■ Excerpted passage:

We can start by building a simple API which takes a LAT and LONG and returns a list of DCs within 1 hour delivery. There's a lot of options for this service, from how the data is stored to how closely we can answer the question of delivery time. In the ideal case, we have a service which is both fast and accurate.
Bad Solution: Simple SQL Distance
Approach
We can put all the lat/long of our DC into a table, then measure the distance to the user’s input with some simple math. A very basic version might use Euclidean distance while a more sophisticated example might use the Haversine formula to take into account the curvature of the Earth. Taking a simple threshold on this query would give us DCs within X as the crow flies.
Challenges
- This is a very simple approach which doesn’t take into account traffic, road conditions, etc. It also doesn’t take into account the fact that we might have multiple DCs in the same city.
Bad Solution: Use a Travel Time Estimation Service Against all DCs
We can sync periodically (like every 5 minutes) from a DC table to memory of our service. We can use a travel time estimation service to find the travel times from our input location to each of our DCs by iterating over all of them.
Great Solution: Use a Travel Time Estimation Service Against Nearby DCs
We can sync periodically (like every 5 minutes) from a DC table to memory of our service. When an input comes in, we can prune down the “nearby” DCs by taking a fixed radius (say 60 miles) which we then pass to the external travel time service to create our final estimate.

■ Items:
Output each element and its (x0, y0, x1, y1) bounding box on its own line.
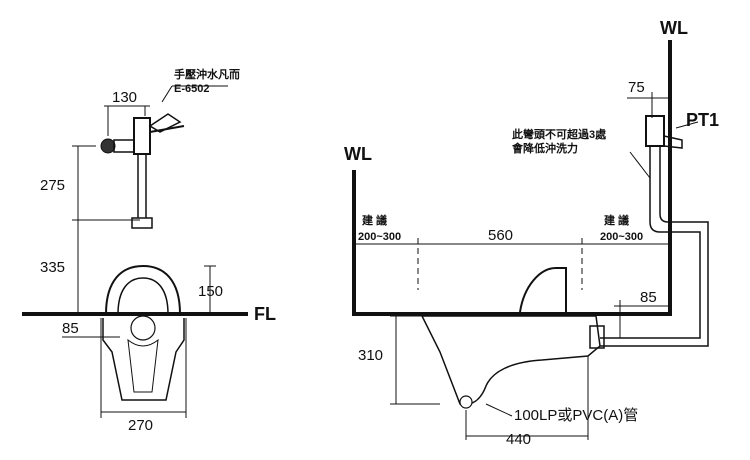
left-view (22, 85, 248, 418)
dim-85-left: 85 (62, 320, 79, 337)
suggest-left: 建 議 (362, 213, 387, 227)
dim-130: 130 (112, 89, 137, 106)
squat-pan-side (420, 315, 601, 406)
valve-name-label: 手壓沖水凡而 (174, 67, 240, 81)
valve-model-label: E-6502 (174, 83, 209, 95)
note-line-2: 會降低沖洗力 (512, 141, 578, 155)
note-line-1: 此彎頭不可超過3處 (512, 127, 607, 141)
dim-440: 440 (506, 431, 531, 448)
flush-valve-body (133, 117, 151, 155)
dim-150: 150 (198, 283, 223, 300)
dim-275: 275 (40, 177, 65, 194)
span-560: 560 (488, 227, 513, 244)
right-flush-valve (645, 115, 665, 147)
dim-310: 310 (358, 347, 383, 364)
range-right: 200~300 (600, 231, 643, 243)
pipe-note: 100LP或PVC(A)管 (514, 407, 638, 424)
right-view (352, 40, 709, 440)
valve-wall-connector (100, 138, 116, 154)
dim-75: 75 (628, 79, 645, 96)
suggest-right: 建 議 (604, 213, 629, 227)
dim-85-right: 85 (640, 289, 657, 306)
dim-270: 270 (128, 417, 153, 434)
wall-label-right: WL (660, 18, 688, 38)
squat-pan-hood (105, 264, 181, 315)
dim-335: 335 (40, 259, 65, 276)
wall-label-left: WL (344, 144, 372, 164)
range-left: 200~300 (358, 231, 401, 243)
floor-label: FL (254, 304, 276, 324)
pt-label: PT1 (686, 110, 719, 130)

■ Set problem 1:
From the excerpt on finding distribution centers within one-hour delivery, list the names of the solutions that the excerpt proposes.
■ Set problem 2:
According to the excerpt on finding distribution centers within one-hour delivery, what shortcomings make the simple SQL distance approach a poor choice?
■ Set problem 3:
Continue the excerpt on finding distribution centers within one-hour delivery.

■ Exercise response 1:
Simple SQL Distance; Use a Travel Time Estimation Service Against all DCs; Use a Travel Time Estimation Service Against Nearby DCs

■ Exercise response 2:
It accounts for neither traffic nor road conditions. It also ignores the fact that several DCs may be located in the same city.

■ Exercise response 3:
Once we have the available DCs, the next step is to answer queries about inventory availability. Since our nearby service gives us a list of DCs in scope for a given user, the availability lookup is relatively simple: it aggregates the inventory for the list of DCs and returns the result. We want to make this fast and scalable, and (per our requirements) we can compromise a bit on consistency to get it.
Bad Solution: Query Inventory Directly with Nearby Service Results
We can query the inventory table with the list of items (from the input) and DCs (from the nearby service).
Good Solution: Query Inventory Through Cache with Nearby Service Results
Approach
We can insert a read-through Redis cache on the path to our inventory table. Setting a low TTL (e.g. 1 minute) ensures that these results are fresh.
Challenges
We need to ensure that the cache is always up to date with the inventory table. Our Order Service will need to expire effected cache entries when it writes to the inventory table.
Great Solution: Postgres Read Replicas and Partitioning
Approach
Since we only ever read inventory from a nearby collection of DC’s, we can group them together with a concept of a region ID using the first 3 digits of their zipcode. This means all queries will go to mostly 1 or 2 partitions rather than the entire inventory dataset. Further, we can use read replicas for availability since we can tolerate a small amount of inconsistency.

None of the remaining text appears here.